- Written task -
Update the rows from the line with "List UI elements" to the line with "data-point xyxy=(177,489,186,497)" by changing "data-point" to "point-marker" and keeping everything else the same. Leave the pictures out of your answer.

[Collection entries]
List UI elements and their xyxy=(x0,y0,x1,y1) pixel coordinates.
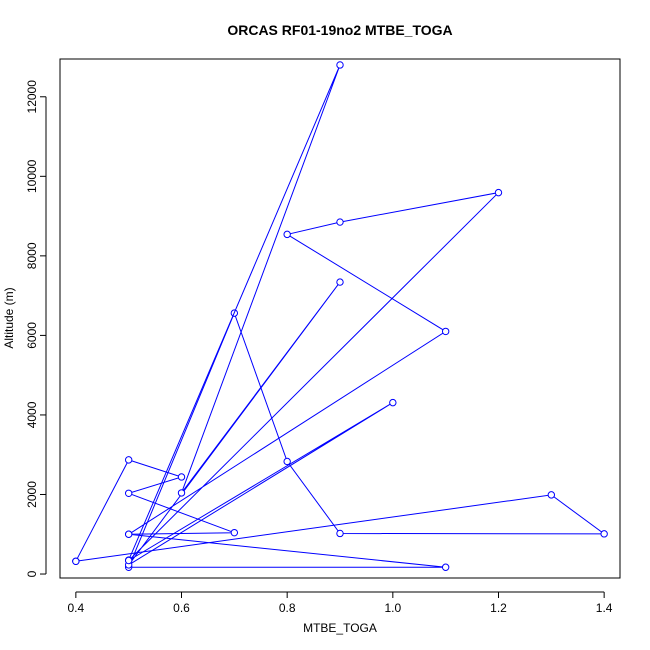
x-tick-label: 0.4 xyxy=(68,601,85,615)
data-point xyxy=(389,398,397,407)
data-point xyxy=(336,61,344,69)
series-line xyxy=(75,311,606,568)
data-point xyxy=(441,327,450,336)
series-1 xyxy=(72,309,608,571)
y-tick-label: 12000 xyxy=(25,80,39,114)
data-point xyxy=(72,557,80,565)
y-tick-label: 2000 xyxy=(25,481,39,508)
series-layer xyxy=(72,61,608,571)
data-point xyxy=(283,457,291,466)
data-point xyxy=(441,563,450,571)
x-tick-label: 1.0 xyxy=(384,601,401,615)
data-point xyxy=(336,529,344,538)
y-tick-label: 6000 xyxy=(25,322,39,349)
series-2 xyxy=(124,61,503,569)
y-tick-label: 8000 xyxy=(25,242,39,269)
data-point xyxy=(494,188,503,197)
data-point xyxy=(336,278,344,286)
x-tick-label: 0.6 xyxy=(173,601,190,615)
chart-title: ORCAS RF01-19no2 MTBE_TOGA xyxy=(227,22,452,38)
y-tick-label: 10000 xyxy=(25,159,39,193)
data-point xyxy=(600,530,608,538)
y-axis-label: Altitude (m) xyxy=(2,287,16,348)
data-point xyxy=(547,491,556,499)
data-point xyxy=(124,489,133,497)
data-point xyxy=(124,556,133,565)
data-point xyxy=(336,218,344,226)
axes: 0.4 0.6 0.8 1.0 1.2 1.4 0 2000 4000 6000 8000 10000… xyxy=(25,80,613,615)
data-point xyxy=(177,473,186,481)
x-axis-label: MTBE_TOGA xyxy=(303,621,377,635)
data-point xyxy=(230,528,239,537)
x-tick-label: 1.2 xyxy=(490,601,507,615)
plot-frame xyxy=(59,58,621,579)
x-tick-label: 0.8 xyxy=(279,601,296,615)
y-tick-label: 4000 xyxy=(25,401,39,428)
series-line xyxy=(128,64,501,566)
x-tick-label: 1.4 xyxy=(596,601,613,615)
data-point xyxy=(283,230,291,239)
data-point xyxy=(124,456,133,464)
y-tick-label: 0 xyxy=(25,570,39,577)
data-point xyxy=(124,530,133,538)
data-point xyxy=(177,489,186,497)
---
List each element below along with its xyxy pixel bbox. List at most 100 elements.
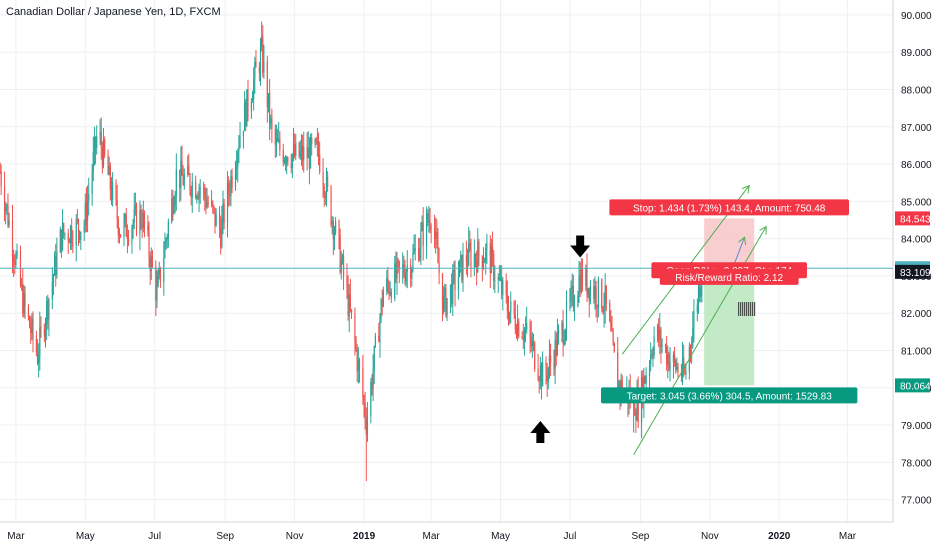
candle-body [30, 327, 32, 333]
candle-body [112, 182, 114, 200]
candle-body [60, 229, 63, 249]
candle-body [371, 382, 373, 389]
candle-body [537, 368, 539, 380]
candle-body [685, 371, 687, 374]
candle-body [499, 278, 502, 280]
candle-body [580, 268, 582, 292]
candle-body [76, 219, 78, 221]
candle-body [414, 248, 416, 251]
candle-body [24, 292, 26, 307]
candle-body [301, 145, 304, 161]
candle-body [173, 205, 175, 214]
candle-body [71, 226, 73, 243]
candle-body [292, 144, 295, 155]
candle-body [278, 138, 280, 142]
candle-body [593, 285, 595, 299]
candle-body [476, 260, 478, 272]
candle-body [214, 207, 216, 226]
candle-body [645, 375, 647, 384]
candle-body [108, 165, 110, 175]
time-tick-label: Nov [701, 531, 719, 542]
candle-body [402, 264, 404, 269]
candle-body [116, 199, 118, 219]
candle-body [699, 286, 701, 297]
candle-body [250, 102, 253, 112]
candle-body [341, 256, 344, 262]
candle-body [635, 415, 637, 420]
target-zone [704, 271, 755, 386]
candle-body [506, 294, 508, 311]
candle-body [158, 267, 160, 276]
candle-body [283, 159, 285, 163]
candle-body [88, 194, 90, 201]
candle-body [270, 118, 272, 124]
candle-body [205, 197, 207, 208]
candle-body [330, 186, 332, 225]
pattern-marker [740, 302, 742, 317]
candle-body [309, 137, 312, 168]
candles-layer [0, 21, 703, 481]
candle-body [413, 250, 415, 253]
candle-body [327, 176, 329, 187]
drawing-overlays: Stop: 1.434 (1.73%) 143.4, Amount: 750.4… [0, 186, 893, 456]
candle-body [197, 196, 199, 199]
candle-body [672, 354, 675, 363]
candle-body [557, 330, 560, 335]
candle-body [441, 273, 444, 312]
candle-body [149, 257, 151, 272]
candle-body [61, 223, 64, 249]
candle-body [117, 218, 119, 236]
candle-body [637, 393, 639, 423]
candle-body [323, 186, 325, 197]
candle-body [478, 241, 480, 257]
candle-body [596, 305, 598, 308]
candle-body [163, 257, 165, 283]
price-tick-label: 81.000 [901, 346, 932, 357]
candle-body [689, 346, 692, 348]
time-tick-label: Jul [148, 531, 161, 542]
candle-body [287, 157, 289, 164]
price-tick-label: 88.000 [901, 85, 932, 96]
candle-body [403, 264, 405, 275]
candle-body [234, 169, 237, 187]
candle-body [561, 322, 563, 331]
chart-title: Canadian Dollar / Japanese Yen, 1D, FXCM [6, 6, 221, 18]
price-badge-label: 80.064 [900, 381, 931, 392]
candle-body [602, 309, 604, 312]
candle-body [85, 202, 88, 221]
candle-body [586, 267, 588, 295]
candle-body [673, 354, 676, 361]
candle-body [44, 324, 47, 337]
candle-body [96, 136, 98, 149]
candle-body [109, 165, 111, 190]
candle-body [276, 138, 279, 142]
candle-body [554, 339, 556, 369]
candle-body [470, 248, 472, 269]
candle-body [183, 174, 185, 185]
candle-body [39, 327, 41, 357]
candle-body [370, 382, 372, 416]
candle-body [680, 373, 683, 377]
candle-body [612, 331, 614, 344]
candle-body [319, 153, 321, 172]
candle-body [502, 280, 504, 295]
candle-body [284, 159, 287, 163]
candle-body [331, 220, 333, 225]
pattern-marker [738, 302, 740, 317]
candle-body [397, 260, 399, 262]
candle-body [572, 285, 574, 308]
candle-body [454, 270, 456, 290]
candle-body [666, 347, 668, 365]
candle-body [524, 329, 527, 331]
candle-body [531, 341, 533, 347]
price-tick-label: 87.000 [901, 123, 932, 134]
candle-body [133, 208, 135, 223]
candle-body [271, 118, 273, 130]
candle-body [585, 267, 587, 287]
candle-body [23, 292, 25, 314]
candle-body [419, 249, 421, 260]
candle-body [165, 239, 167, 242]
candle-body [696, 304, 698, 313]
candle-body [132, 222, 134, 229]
...
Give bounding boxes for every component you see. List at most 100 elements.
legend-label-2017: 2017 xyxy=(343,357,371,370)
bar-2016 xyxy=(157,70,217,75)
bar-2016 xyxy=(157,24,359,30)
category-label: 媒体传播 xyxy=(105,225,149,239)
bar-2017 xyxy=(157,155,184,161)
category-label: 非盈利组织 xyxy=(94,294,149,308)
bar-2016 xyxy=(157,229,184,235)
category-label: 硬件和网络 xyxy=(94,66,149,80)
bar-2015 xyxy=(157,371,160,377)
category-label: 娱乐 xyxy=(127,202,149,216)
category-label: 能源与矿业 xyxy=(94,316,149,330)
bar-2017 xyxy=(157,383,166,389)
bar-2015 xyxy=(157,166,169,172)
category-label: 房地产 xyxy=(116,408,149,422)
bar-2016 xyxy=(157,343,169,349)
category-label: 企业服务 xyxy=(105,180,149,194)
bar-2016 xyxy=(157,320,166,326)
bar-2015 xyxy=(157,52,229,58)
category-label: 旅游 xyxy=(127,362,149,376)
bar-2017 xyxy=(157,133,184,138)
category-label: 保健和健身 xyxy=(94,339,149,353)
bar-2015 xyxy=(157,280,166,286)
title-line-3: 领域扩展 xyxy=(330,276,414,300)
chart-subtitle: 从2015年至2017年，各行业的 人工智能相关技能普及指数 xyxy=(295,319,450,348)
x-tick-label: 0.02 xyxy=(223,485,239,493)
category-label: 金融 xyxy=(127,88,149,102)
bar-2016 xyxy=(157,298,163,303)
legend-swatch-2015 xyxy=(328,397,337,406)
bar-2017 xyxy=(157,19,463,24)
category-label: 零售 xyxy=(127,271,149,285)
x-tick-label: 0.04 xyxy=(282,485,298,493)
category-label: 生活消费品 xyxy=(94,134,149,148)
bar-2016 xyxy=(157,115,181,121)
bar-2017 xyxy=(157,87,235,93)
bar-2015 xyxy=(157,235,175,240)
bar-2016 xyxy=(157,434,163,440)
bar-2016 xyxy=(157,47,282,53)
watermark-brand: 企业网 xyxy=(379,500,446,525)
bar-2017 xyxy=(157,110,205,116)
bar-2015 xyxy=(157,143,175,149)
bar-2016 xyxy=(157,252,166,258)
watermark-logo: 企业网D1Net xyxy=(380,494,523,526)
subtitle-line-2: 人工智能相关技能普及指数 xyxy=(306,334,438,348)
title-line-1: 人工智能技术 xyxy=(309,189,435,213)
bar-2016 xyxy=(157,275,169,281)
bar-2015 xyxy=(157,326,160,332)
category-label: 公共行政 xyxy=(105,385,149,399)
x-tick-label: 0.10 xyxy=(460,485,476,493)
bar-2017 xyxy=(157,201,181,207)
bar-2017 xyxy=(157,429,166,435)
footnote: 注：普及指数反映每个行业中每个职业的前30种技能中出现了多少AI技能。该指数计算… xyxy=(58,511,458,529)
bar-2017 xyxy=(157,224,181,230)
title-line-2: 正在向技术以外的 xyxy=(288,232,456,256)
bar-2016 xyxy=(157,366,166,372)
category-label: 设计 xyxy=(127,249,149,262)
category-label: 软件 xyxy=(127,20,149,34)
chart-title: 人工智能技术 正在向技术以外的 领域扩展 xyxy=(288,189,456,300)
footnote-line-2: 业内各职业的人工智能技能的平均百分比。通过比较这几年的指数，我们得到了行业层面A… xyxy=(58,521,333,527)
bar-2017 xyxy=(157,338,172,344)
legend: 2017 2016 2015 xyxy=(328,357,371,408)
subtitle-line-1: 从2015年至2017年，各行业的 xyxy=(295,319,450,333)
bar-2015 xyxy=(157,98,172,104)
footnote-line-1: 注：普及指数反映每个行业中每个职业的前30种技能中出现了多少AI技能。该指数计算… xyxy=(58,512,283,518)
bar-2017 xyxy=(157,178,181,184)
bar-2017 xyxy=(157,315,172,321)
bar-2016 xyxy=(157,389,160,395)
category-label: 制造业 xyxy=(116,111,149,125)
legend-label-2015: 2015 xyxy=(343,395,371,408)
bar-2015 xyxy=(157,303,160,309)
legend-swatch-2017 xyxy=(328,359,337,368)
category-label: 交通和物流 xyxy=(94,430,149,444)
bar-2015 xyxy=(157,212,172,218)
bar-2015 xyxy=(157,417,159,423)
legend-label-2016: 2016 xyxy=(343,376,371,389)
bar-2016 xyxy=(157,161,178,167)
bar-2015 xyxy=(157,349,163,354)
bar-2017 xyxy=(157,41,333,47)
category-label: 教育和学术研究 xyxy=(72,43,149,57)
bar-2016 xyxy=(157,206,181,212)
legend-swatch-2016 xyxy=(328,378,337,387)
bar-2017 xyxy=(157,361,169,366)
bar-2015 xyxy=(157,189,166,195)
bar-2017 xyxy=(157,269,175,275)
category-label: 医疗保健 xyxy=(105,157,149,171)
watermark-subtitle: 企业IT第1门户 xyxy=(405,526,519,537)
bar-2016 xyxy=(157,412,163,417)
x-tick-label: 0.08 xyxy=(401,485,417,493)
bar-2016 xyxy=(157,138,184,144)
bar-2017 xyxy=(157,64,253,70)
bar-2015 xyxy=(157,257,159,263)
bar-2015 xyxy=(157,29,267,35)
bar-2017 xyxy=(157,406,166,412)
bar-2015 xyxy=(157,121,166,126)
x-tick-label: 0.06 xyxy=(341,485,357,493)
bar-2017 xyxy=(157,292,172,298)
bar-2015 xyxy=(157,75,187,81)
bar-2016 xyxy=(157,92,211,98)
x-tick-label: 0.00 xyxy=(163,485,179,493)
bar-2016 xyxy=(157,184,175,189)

- Reply -
List UI elements and their xyxy=(x0,y0,x1,y1) pixel coordinates.
x-tick-label: 0.4 xyxy=(68,601,85,615)
point-marker xyxy=(389,398,397,407)
point-marker xyxy=(336,61,344,69)
series-line xyxy=(75,311,606,568)
point-marker xyxy=(441,327,450,336)
series-1 xyxy=(72,309,608,571)
y-tick-label: 12000 xyxy=(25,80,39,114)
point-marker xyxy=(72,557,80,565)
y-tick-label: 2000 xyxy=(25,481,39,508)
series-layer xyxy=(72,61,608,571)
point-marker xyxy=(283,457,291,466)
point-marker xyxy=(441,563,450,571)
x-tick-label: 1.0 xyxy=(384,601,401,615)
point-marker xyxy=(336,529,344,538)
y-tick-label: 6000 xyxy=(25,322,39,349)
series-2 xyxy=(124,61,503,569)
y-tick-label: 8000 xyxy=(25,242,39,269)
point-marker xyxy=(494,188,503,197)
point-marker xyxy=(336,278,344,286)
x-tick-label: 0.6 xyxy=(173,601,190,615)
chart-title: ORCAS RF01-19no2 MTBE_TOGA xyxy=(227,22,452,38)
y-tick-label: 10000 xyxy=(25,159,39,193)
point-marker xyxy=(600,530,608,538)
y-axis-label: Altitude (m) xyxy=(2,287,16,348)
point-marker xyxy=(547,491,556,499)
point-marker xyxy=(124,489,133,497)
point-marker xyxy=(124,556,133,565)
point-marker xyxy=(336,218,344,226)
axes: 0.4 0.6 0.8 1.0 1.2 1.4 0 2000 4000 6000 8000 10000… xyxy=(25,80,613,615)
point-marker xyxy=(177,473,186,481)
x-axis-label: MTBE_TOGA xyxy=(303,621,377,635)
point-marker xyxy=(230,528,239,537)
x-tick-label: 1.2 xyxy=(490,601,507,615)
plot-frame xyxy=(59,58,621,579)
x-tick-label: 0.8 xyxy=(279,601,296,615)
y-tick-label: 4000 xyxy=(25,401,39,428)
series-line xyxy=(128,64,501,566)
x-tick-label: 1.4 xyxy=(596,601,613,615)
point-marker xyxy=(283,230,291,239)
point-marker xyxy=(124,456,133,464)
y-tick-label: 0 xyxy=(25,570,39,577)
point-marker xyxy=(124,530,133,538)
point-marker xyxy=(177,489,186,497)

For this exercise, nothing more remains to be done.